WHAT NEEDS TO BE DONE -
Leave out every picture, then transcribe the rest of the listing exactly.

"""

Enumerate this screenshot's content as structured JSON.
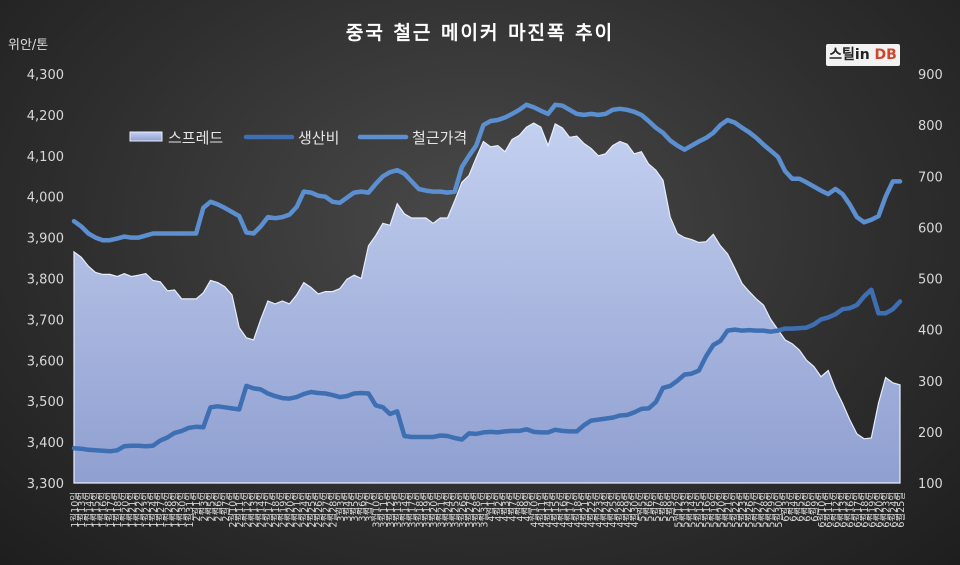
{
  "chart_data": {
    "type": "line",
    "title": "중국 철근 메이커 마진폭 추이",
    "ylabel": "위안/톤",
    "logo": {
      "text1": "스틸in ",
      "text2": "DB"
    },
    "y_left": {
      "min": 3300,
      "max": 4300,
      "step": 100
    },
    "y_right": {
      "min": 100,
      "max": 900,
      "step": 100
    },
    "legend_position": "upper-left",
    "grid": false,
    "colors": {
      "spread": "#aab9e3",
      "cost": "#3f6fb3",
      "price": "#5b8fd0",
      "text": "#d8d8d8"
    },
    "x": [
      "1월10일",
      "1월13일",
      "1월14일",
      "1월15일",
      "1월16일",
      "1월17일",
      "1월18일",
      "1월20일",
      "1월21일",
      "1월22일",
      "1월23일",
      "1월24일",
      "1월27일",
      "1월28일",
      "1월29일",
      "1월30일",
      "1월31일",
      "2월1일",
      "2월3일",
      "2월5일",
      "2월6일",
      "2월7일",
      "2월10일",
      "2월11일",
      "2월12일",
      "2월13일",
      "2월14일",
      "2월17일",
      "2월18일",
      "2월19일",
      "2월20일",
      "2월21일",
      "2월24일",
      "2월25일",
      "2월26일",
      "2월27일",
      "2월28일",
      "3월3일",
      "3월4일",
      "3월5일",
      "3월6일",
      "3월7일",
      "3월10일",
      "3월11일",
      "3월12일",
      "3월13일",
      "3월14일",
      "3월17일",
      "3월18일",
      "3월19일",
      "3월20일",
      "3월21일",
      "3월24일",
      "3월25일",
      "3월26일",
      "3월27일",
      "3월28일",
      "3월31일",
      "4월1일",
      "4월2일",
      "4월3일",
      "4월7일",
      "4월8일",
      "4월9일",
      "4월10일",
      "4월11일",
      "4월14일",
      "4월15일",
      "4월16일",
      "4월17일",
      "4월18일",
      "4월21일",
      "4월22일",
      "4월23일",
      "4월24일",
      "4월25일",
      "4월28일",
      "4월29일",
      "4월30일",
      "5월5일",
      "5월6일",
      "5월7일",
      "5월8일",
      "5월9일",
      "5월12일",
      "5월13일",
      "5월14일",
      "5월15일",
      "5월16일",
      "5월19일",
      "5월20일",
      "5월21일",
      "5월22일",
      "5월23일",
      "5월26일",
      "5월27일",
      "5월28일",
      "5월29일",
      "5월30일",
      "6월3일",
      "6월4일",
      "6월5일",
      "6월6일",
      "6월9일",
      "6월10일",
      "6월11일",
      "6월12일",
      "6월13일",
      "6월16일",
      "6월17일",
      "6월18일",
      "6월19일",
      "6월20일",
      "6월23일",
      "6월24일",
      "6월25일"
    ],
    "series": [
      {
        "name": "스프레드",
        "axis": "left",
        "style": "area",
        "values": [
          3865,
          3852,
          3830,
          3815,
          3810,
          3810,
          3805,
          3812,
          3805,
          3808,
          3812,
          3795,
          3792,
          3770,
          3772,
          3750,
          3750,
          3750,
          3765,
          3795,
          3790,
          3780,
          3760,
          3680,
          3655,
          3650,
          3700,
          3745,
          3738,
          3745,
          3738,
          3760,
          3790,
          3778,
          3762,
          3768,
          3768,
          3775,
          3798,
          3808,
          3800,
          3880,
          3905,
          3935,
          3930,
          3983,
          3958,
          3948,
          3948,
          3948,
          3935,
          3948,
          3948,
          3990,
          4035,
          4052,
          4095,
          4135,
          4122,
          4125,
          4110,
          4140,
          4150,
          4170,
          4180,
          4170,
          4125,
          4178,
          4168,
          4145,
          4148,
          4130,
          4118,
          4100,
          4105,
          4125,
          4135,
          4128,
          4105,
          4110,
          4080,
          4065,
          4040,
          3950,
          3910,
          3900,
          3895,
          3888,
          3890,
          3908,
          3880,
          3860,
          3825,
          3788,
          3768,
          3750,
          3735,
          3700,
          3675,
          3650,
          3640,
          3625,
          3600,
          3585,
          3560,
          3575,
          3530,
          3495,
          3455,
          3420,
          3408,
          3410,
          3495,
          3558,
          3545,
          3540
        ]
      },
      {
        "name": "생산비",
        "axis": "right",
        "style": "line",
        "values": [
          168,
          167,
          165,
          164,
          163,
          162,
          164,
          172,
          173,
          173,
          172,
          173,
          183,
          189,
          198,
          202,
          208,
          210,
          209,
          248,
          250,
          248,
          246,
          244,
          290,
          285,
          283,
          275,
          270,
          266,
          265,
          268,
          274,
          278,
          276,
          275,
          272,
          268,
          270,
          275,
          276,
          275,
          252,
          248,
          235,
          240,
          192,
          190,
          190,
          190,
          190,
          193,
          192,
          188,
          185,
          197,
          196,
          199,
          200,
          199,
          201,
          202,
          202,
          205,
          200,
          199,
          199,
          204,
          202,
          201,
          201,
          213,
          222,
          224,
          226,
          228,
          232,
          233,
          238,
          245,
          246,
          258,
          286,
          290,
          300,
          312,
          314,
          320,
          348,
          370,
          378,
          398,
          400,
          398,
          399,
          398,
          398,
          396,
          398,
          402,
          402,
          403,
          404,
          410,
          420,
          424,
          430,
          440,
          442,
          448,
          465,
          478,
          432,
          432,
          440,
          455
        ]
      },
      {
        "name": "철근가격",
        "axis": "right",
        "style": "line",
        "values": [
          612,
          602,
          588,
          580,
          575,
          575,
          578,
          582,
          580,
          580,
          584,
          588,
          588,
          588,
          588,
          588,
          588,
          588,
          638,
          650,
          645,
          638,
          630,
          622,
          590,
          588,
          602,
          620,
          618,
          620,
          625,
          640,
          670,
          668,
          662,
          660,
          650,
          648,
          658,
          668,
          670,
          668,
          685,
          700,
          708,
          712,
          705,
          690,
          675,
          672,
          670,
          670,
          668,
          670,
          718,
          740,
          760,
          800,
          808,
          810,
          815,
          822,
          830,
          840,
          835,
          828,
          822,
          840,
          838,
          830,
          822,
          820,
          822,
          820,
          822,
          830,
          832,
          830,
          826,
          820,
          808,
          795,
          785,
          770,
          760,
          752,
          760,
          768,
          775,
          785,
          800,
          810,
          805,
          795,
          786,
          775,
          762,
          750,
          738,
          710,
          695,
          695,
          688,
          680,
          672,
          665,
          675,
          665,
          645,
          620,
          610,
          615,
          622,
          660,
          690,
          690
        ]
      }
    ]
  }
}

"""

REPLY -
Enumerate this screenshot's content as structured JSON.
{
  "chart_data": {
    "type": "line",
    "title": "중국 철근 메이커 마진폭 추이",
    "ylabel": "위안/톤",
    "logo": {
      "text1": "스틸in ",
      "text2": "DB"
    },
    "y_left": {
      "min": 3300,
      "max": 4300,
      "step": 100
    },
    "y_right": {
      "min": 100,
      "max": 900,
      "step": 100
    },
    "legend_position": "upper-left",
    "grid": false,
    "colors": {
      "spread": "#aab9e3",
      "cost": "#3f6fb3",
      "price": "#5b8fd0",
      "text": "#d8d8d8"
    },
    "x": [
      "1월10일",
      "1월13일",
      "1월14일",
      "1월15일",
      "1월16일",
      "1월17일",
      "1월18일",
      "1월20일",
      "1월21일",
      "1월22일",
      "1월23일",
      "1월24일",
      "1월27일",
      "1월28일",
      "1월29일",
      "1월30일",
      "1월31일",
      "2월1일",
      "2월3일",
      "2월5일",
      "2월6일",
      "2월7일",
      "2월10일",
      "2월11일",
      "2월12일",
      "2월13일",
      "2월14일",
      "2월17일",
      "2월18일",
      "2월19일",
      "2월20일",
      "2월21일",
      "2월24일",
      "2월25일",
      "2월26일",
      "2월27일",
      "2월28일",
      "3월3일",
      "3월4일",
      "3월5일",
      "3월6일",
      "3월7일",
      "3월10일",
      "3월11일",
      "3월12일",
      "3월13일",
      "3월14일",
      "3월17일",
      "3월18일",
      "3월19일",
      "3월20일",
      "3월21일",
      "3월24일",
      "3월25일",
      "3월26일",
      "3월27일",
      "3월28일",
      "3월31일",
      "4월1일",
      "4월2일",
      "4월3일",
      "4월7일",
      "4월8일",
      "4월9일",
      "4월10일",
      "4월11일",
      "4월14일",
      "4월15일",
      "4월16일",
      "4월17일",
      "4월18일",
      "4월21일",
      "4월22일",
      "4월23일",
      "4월24일",
      "4월25일",
      "4월28일",
      "4월29일",
      "4월30일",
      "5월5일",
      "5월6일",
      "5월7일",
      "5월8일",
      "5월9일",
      "5월12일",
      "5월13일",
      "5월14일",
      "5월15일",
      "5월16일",
      "5월19일",
      "5월20일",
      "5월21일",
      "5월22일",
      "5월23일",
      "5월26일",
      "5월27일",
      "5월28일",
      "5월29일",
      "5월30일",
      "6월3일",
      "6월4일",
      "6월5일",
      "6월6일",
      "6월9일",
      "6월10일",
      "6월11일",
      "6월12일",
      "6월13일",
      "6월16일",
      "6월17일",
      "6월18일",
      "6월19일",
      "6월20일",
      "6월23일",
      "6월24일",
      "6월25일"
    ],
    "series": [
      {
        "name": "스프레드",
        "axis": "left",
        "style": "area",
        "values": [
          3865,
          3852,
          3830,
          3815,
          3810,
          3810,
          3805,
          3812,
          3805,
          3808,
          3812,
          3795,
          3792,
          3770,
          3772,
          3750,
          3750,
          3750,
          3765,
          3795,
          3790,
          3780,
          3760,
          3680,
          3655,
          3650,
          3700,
          3745,
          3738,
          3745,
          3738,
          3760,
          3790,
          3778,
          3762,
          3768,
          3768,
          3775,
          3798,
          3808,
          3800,
          3880,
          3905,
          3935,
          3930,
          3983,
          3958,
          3948,
          3948,
          3948,
          3935,
          3948,
          3948,
          3990,
          4035,
          4052,
          4095,
          4135,
          4122,
          4125,
          4110,
          4140,
          4150,
          4170,
          4180,
          4170,
          4125,
          4178,
          4168,
          4145,
          4148,
          4130,
          4118,
          4100,
          4105,
          4125,
          4135,
          4128,
          4105,
          4110,
          4080,
          4065,
          4040,
          3950,
          3910,
          3900,
          3895,
          3888,
          3890,
          3908,
          3880,
          3860,
          3825,
          3788,
          3768,
          3750,
          3735,
          3700,
          3675,
          3650,
          3640,
          3625,
          3600,
          3585,
          3560,
          3575,
          3530,
          3495,
          3455,
          3420,
          3408,
          3410,
          3495,
          3558,
          3545,
          3540
        ]
      },
      {
        "name": "생산비",
        "axis": "right",
        "style": "line",
        "values": [
          168,
          167,
          165,
          164,
          163,
          162,
          164,
          172,
          173,
          173,
          172,
          173,
          183,
          189,
          198,
          202,
          208,
          210,
          209,
          248,
          250,
          248,
          246,
          244,
          290,
          285,
          283,
          275,
          270,
          266,
          265,
          268,
          274,
          278,
          276,
          275,
          272,
          268,
          270,
          275,
          276,
          275,
          252,
          248,
          235,
          240,
          192,
          190,
          190,
          190,
          190,
          193,
          192,
          188,
          185,
          197,
          196,
          199,
          200,
          199,
          201,
          202,
          202,
          205,
          200,
          199,
          199,
          204,
          202,
          201,
          201,
          213,
          222,
          224,
          226,
          228,
          232,
          233,
          238,
          245,
          246,
          258,
          286,
          290,
          300,
          312,
          314,
          320,
          348,
          370,
          378,
          398,
          400,
          398,
          399,
          398,
          398,
          396,
          398,
          402,
          402,
          403,
          404,
          410,
          420,
          424,
          430,
          440,
          442,
          448,
          465,
          478,
          432,
          432,
          440,
          455
        ]
      },
      {
        "name": "철근가격",
        "axis": "right",
        "style": "line",
        "values": [
          612,
          602,
          588,
          580,
          575,
          575,
          578,
          582,
          580,
          580,
          584,
          588,
          588,
          588,
          588,
          588,
          588,
          588,
          638,
          650,
          645,
          638,
          630,
          622,
          590,
          588,
          602,
          620,
          618,
          620,
          625,
          640,
          670,
          668,
          662,
          660,
          650,
          648,
          658,
          668,
          670,
          668,
          685,
          700,
          708,
          712,
          705,
          690,
          675,
          672,
          670,
          670,
          668,
          670,
          718,
          740,
          760,
          800,
          808,
          810,
          815,
          822,
          830,
          840,
          835,
          828,
          822,
          840,
          838,
          830,
          822,
          820,
          822,
          820,
          822,
          830,
          832,
          830,
          826,
          820,
          808,
          795,
          785,
          770,
          760,
          752,
          760,
          768,
          775,
          785,
          800,
          810,
          805,
          795,
          786,
          775,
          762,
          750,
          738,
          710,
          695,
          695,
          688,
          680,
          672,
          665,
          675,
          665,
          645,
          620,
          610,
          615,
          622,
          660,
          690,
          690
        ]
      }
    ]
  }
}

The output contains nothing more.